### Records provided
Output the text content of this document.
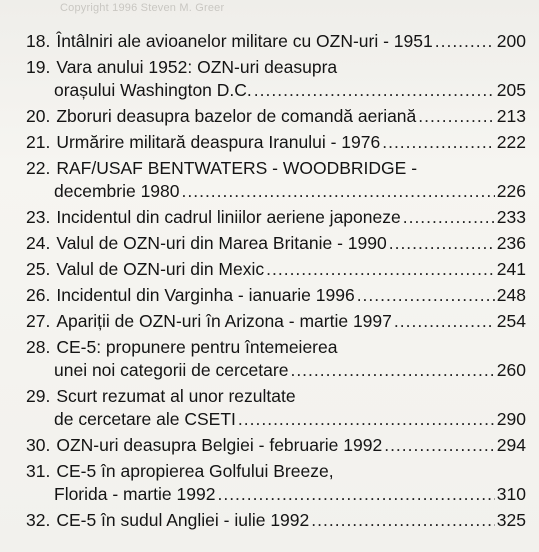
Copyright 1996 Steven M. Greer
18. Întâlniri ale avioanelor militare cu OZN-uri - 1951 .....	200
19. Vara anului 1952: OZN-uri deasupra
orașului Washington D.C. .....	205
20. Zboruri deasupra bazelor de comandă aeriană .....	213
21. Urmărire militară deaspura Iranului - 1976 .....	222
22. RAF/USAF BENTWATERS - WOODBRIDGE -
decembrie 1980 .....	226
23. Incidentul din cadrul liniilor aeriene japoneze .....	233
24. Valul de OZN-uri din Marea Britanie - 1990 .....	236
25. Valul de OZN-uri din Mexic .....	241
26. Incidentul din Varginha - ianuarie 1996 .....	248
27. Apariții de OZN-uri în Arizona - martie 1997 .....	254
28. CE-5: propunere pentru întemeierea
unei noi categorii de cercetare .....	260
29. Scurt rezumat al unor rezultate
de cercetare ale CSETI .....	290
30. OZN-uri deasupra Belgiei - februarie 1992 .....	294
31. CE-5 în apropierea Golfului Breeze,
Florida - martie 1992 .....	310
32. CE-5 în sudul Angliei - iulie 1992 .....	325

### Work instructions
Reproduce the material above verbatim; omit every picture.

### Exercise output
Output the text content of this document.
Copyright 1996 Steven M. Greer
18. Întâlniri ale avioanelor militare cu OZN-uri - 1951 .....	200
19. Vara anului 1952: OZN-uri deasupra
orașului Washington D.C. .....	205
20. Zboruri deasupra bazelor de comandă aeriană .....	213
21. Urmărire militară deaspura Iranului - 1976 .....	222
22. RAF/USAF BENTWATERS - WOODBRIDGE -
decembrie 1980 .....	226
23. Incidentul din cadrul liniilor aeriene japoneze .....	233
24. Valul de OZN-uri din Marea Britanie - 1990 .....	236
25. Valul de OZN-uri din Mexic .....	241
26. Incidentul din Varginha - ianuarie 1996 .....	248
27. Apariții de OZN-uri în Arizona - martie 1997 .....	254
28. CE-5: propunere pentru întemeierea
unei noi categorii de cercetare .....	260
29. Scurt rezumat al unor rezultate
de cercetare ale CSETI .....	290
30. OZN-uri deasupra Belgiei - februarie 1992 .....	294
31. CE-5 în apropierea Golfului Breeze,
Florida - martie 1992 .....	310
32. CE-5 în sudul Angliei - iulie 1992 .....	325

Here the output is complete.